==== Article ====

Crisis at the Taksim Square

From the Gezi Park protests near famous Taksim Square in 2013 to the ongoing activities of the ISIS and Kurdish militants, Turkey has been majorly involved in various conflicts in the recent past. Football too hasn’t been spared and got severely impacted in the process. Indranath Mukherjee explores the disquieting sides of Turkish football as Arda Turan and his men are traveling to France to play their first major international tournament in eight years.

After a lazy brunch at Bebek and a blissful afternoon nap in the hotel room, I decided to go to Taksim to spend the Saturday evening. My first impression of Taksim square on that cold December evening was simply overwhelming. That was 2011 and my first trip to Istanbul. In the next twelve months, work took me to Istanbul couple of more times and I made sure that I went to Taksim square as often as I could. Istanbul is a spectacular city, the crossroads of civilizations where East meets West. While the rich historical Sultanahmet area takes one to a different time and space, the sheer vibrancy of Taksim square fascinated me. Gezi Park next to Taksim square was a lovely little green space which provided solace from the urban modernization of the Beyoglu district.

When I heard the news of the police breakdown at Gezi Park on 28th May, 2013, it was a personal shock. The then Prime Minister and now President Recep Tayyip Erdogan’s government decided to destruct the park as part of their redevelopment plan. The plan included building a replica of 19th century Ottoman barracks with a shopping mall and a mosque with added sidewalks to make the square more pedestrian-friendly. There was a protest demonstration at the park that attracted a few hundred environmentalists who braved police attacks that included tear gas and water cannons. For the larger section of the society, the fury was caused not just by the decision to destroy the park but largely because of the impervious way the redevelopment decision was taken by the government. Hence the abusive response of the authorities touched a nerve and more people started joining the protest and within days the hashtags #DirenGeziParki (Resist Gezi Park) and the account for Ayaga  Kalk Taksim (Stand Up Taksim) started trending all over social media. Turkish actor Mehmet Ali Alabora tweeted (in Turkish), “It’s not just about Gezi Park friend, haven’t you understood? Come over,” and it got thousands of retweets.

==== Data ====

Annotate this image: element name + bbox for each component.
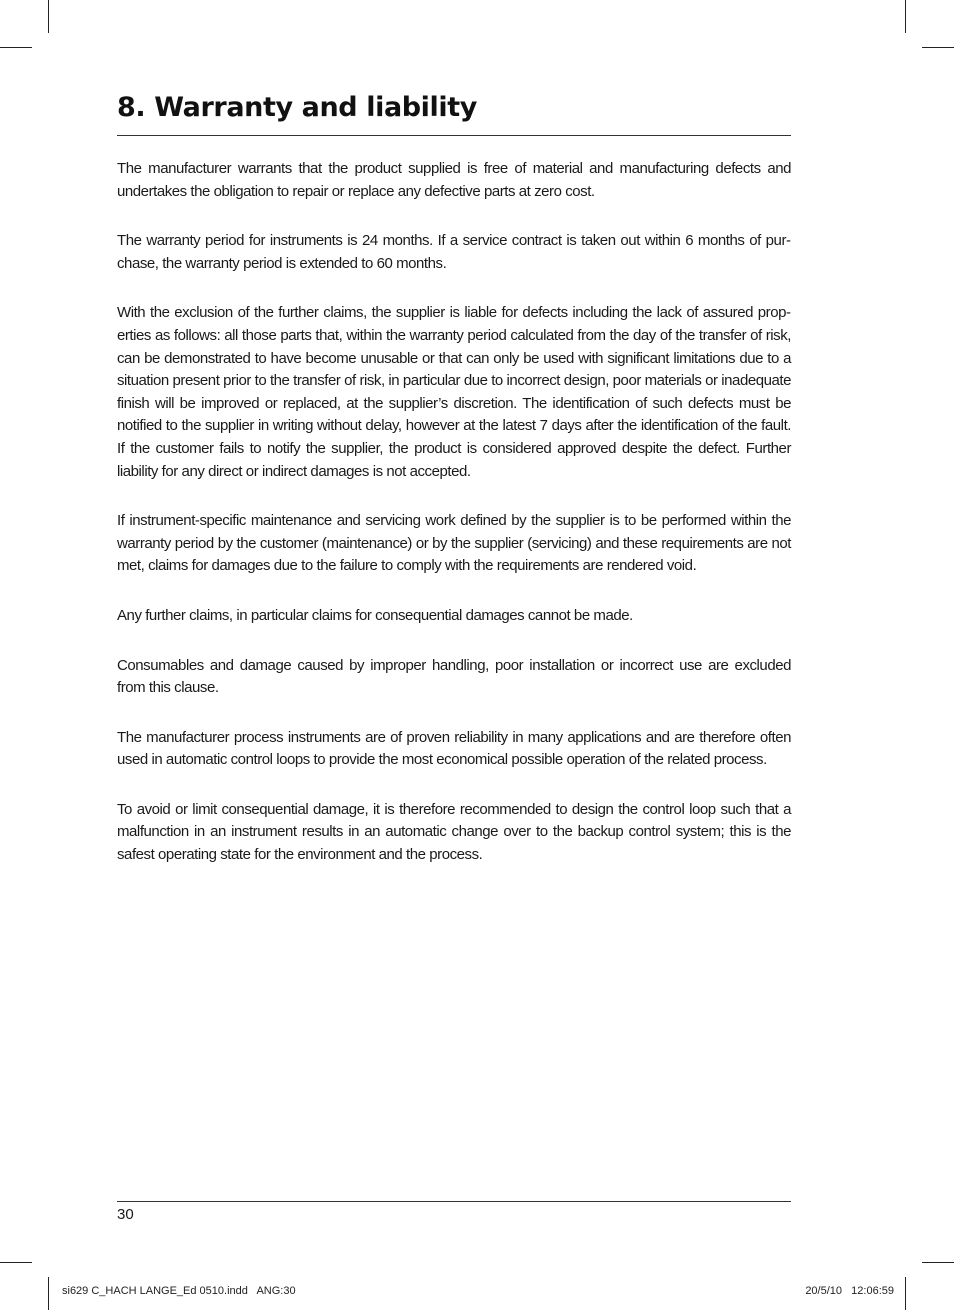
crop-mark-bottom-left-horizontal bbox=[0, 1262, 32, 1263]
crop-mark-bottom-right-vertical bbox=[905, 1277, 906, 1310]
body-text bbox=[117, 158, 791, 894]
page-title: 8. Warranty and liability bbox=[117, 92, 477, 123]
heading-rule bbox=[117, 135, 791, 136]
paragraph-warranty-period: The warranty period for instruments is 24 months. If a service contract is taken out within 6 months of purchase, the warranty period is extended to 60 months. bbox=[117, 232, 791, 272]
paragraph-supplier-liability: With the exclusion of the further claims, the supplier is liable for defects including the lack of assured properties as follows: all those parts that, within the warranty period calculated from the day of the transfer of risk, can be demonstrated to have become unusable or that can only be used with significant limitations due to a situation present prior to the transfer of risk, in particular due to incorrect design, poor materials or inadequate finish will be improved or replaced, at the supplier’s discretion. The identification of such defects must be notified to the supplier in writing without delay, however at the latest 7 days after the identification of the fault. If the customer fails to notify the supplier, the product is considered approved despite the defect. Further liability for any direct or indirect damages is not accepted. bbox=[117, 304, 792, 480]
paragraph-consumables: Consumables and damage caused by improper handling, poor installation or incorrect use are excluded from this clause. bbox=[117, 656, 791, 697]
footer-rule bbox=[117, 1201, 791, 1202]
print-slug-file: si629 C_HACH LANGE_Ed 0510.indd ANG:30 bbox=[62, 1285, 296, 1297]
paragraph-consequential-damage: To avoid or limit consequential damage, it is therefore recommended to design the control loop such that a malfunction in an instrument results in an automatic change over to the backup control system; this is the safest operating state for the environment and the process. bbox=[117, 800, 791, 864]
print-slug-timestamp: 20/5/10 12:06:59 bbox=[805, 1285, 894, 1297]
paragraph-reliability: The manufacturer process instruments are of proven reliability in many applications and are therefore often used in automatic control loops to provide the most economical possible operation of the related process. bbox=[117, 728, 791, 769]
paragraph-warranty-statement: The manufacturer warrants that the product supplied is free of material and manufacturing defects and undertakes the obligation to repair or replace any defective parts at zero cost. bbox=[117, 160, 791, 200]
crop-mark-top-left-horizontal bbox=[0, 47, 32, 48]
crop-mark-top-left-vertical bbox=[48, 0, 49, 33]
page-number: 30 bbox=[117, 1206, 134, 1223]
paragraph-maintenance: If instrument-specific maintenance and servicing work defined by the supplier is to be performed within the warranty period by the customer (maintenance) or by the supplier (servicing) and these requirements are not met, claims for damages due to the failure to comply with the requirements are rendered void. bbox=[117, 512, 791, 575]
paragraph-further-claims: Any further claims, in particular claims for consequential damages cannot be made. bbox=[117, 606, 633, 624]
crop-mark-bottom-right-horizontal bbox=[922, 1262, 954, 1263]
crop-mark-bottom-left-vertical bbox=[48, 1277, 49, 1310]
crop-mark-top-right-vertical bbox=[905, 0, 906, 33]
crop-mark-top-right-horizontal bbox=[922, 47, 954, 48]
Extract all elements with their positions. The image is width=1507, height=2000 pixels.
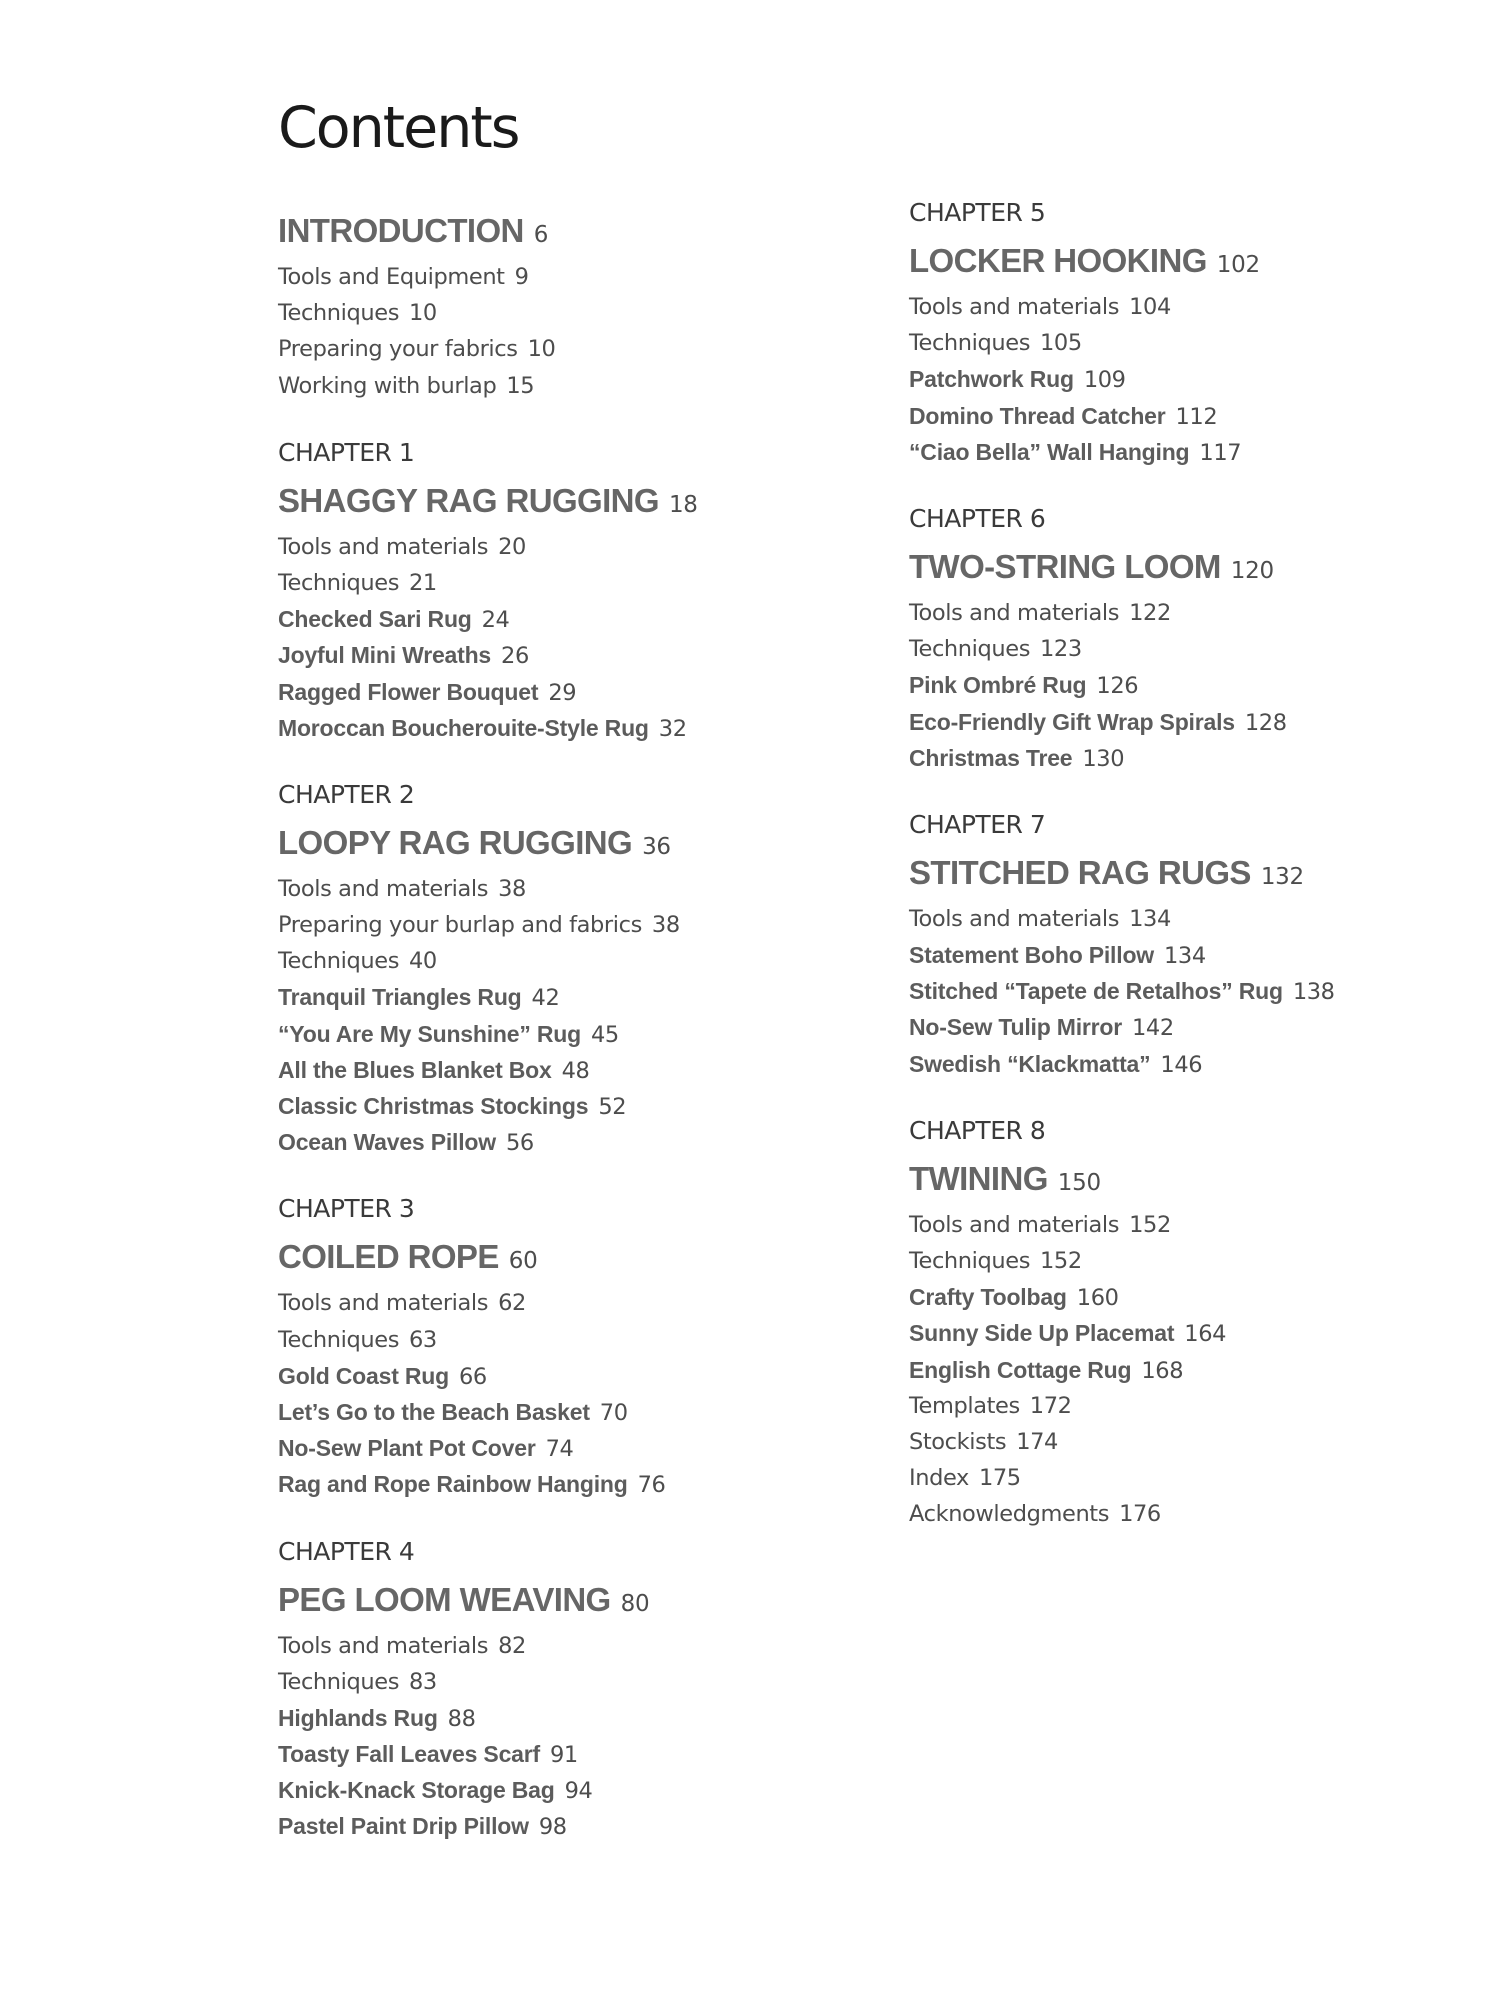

====

→ **Written problem 1**: Put the lines of the box coordinate listing into a numbered list, starting at the line that contains "crop-mark-bottom-left-horizontal bbox=[0, 1262, 32, 1263]" and ending at the line that contains "heading-rule bbox=[117, 135, 791, 136]". Leave out any blank lines.
→ **Written problem 2**: Continue the article on the Taksim Square crisis and Turkish football from its last sentence.

→ **Written answer 1**:
1. crop-mark-bottom-left-horizontal bbox=[0, 1262, 32, 1263]
2. crop-mark-bottom-right-vertical bbox=[905, 1277, 906, 1310]
3. body-text bbox=[117, 158, 791, 894]
4. page-title: 8. Warranty and liability bbox=[117, 92, 477, 123]
5. heading-rule bbox=[117, 135, 791, 136]

→ **Written answer 2**:
The situation in Turkey became one of a war zone. There were diverse gathering across all the 81 provinces in Turkey and the government acted as if it’s waging an invisible war against its dissidents. Apart from anti-government media organizations, large number of people from civil society groups, members of football fan clubs, arts community and various marginal groups joined the protest. Prime Minister Erdogan managed to bring Turkey among the three countries in the world, alongside Iran and China, to have most journalists behind bars. There had been charges against Mr. Erdogan that he tried to play the financially stressed football clubs against their fans who played prominent role in the “Gezi Park Protest”.

In particular, 35 football fans had been prosecuted based on the accusation that they tried to overthrow the government during the mass protests. All the fans were associated with the ‘Carsi’ group, the well-known supporter group of Besiktas Gymnastics Club which notably includes the Besiktas Football Club. Carsi is tad different from typical fan groups and they manifest their difference during football matches through their chants, as well as through the placards they carry to the stadium. People from different social, cultural and ethnic backgrounds came together to form the group and they stand against racism, fascism, sexism. Their pro-environment stance made them participate in the Gezi Park Protest spontaneously and with strong intent. However, prosecuting them for attempting a coup was completely baseless. Emma Sinclair-Webb, a senior Human Rights researcher in Turkey, said, “Charging these Besiktas football club fans as enemies of the state for joining a public protest is a ludicrous travesty.”

A Carsi tattoo (Source: Flickr semra AYDOĞDU )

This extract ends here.